Work to do:
Return the listing below in full, with every line exactly as it is.

Records supplied:

--

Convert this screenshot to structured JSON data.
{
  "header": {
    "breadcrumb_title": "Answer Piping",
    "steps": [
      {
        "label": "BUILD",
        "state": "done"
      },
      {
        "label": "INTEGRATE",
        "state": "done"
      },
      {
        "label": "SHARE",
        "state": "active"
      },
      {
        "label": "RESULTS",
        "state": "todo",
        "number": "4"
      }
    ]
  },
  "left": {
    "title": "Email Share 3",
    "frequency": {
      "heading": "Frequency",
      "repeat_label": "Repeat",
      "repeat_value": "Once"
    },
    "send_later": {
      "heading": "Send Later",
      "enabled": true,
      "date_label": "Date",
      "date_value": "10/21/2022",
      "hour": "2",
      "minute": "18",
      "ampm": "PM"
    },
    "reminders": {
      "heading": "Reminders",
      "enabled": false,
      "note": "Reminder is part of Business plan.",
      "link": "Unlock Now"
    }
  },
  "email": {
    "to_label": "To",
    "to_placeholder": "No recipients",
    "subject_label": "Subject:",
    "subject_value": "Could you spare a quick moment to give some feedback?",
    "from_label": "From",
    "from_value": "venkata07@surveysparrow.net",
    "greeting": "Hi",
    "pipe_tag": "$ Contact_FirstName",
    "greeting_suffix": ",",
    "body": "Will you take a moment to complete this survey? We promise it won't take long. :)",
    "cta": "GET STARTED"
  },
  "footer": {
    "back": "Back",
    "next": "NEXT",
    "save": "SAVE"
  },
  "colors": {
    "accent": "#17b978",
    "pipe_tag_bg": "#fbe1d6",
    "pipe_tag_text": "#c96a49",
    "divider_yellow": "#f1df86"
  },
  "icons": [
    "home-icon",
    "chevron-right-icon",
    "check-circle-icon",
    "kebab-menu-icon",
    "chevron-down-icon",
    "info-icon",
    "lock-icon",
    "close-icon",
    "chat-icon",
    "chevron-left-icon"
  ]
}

--

Task output:
Convert this screenshot to structured JSON data.
{
  "header": {
    "breadcrumb_title": "Answer Piping",
    "steps": [
      {
        "label": "BUILD",
        "state": "done"
      },
      {
        "label": "INTEGRATE",
        "state": "done"
      },
      {
        "label": "SHARE",
        "state": "active"
      },
      {
        "label": "RESULTS",
        "state": "todo",
        "number": "4"
      }
    ]
  },
  "left": {
    "title": "Email Share 3",
    "frequency": {
      "heading": "Frequency",
      "repeat_label": "Repeat",
      "repeat_value": "Once"
    },
    "send_later": {
      "heading": "Send Later",
      "enabled": true,
      "date_label": "Date",
      "date_value": "10/21/2022",
      "hour": "2",
      "minute": "18",
      "ampm": "PM"
    },
    "reminders": {
      "heading": "Reminders",
      "enabled": false,
      "note": "Reminder is part of Business plan.",
      "link": "Unlock Now"
    }
  },
  "email": {
    "to_label": "To",
    "to_placeholder": "No recipients",
    "subject_label": "Subject:",
    "subject_value": "Could you spare a quick moment to give some feedback?",
    "from_label": "From",
    "from_value": "venkata07@surveysparrow.net",
    "greeting": "Hi",
    "pipe_tag": "$ Contact_FirstName",
    "greeting_suffix": ",",
    "body": "Will you take a moment to complete this survey? We promise it won't take long. :)",
    "cta": "GET STARTED"
  },
  "footer": {
    "back": "Back",
    "next": "NEXT",
    "save": "SAVE"
  },
  "colors": {
    "accent": "#17b978",
    "pipe_tag_bg": "#fbe1d6",
    "pipe_tag_text": "#c96a49",
    "divider_yellow": "#f1df86"
  },
  "icons": [
    "home-icon",
    "chevron-right-icon",
    "check-circle-icon",
    "kebab-menu-icon",
    "chevron-down-icon",
    "info-icon",
    "lock-icon",
    "close-icon",
    "chat-icon",
    "chevron-left-icon"
  ]
}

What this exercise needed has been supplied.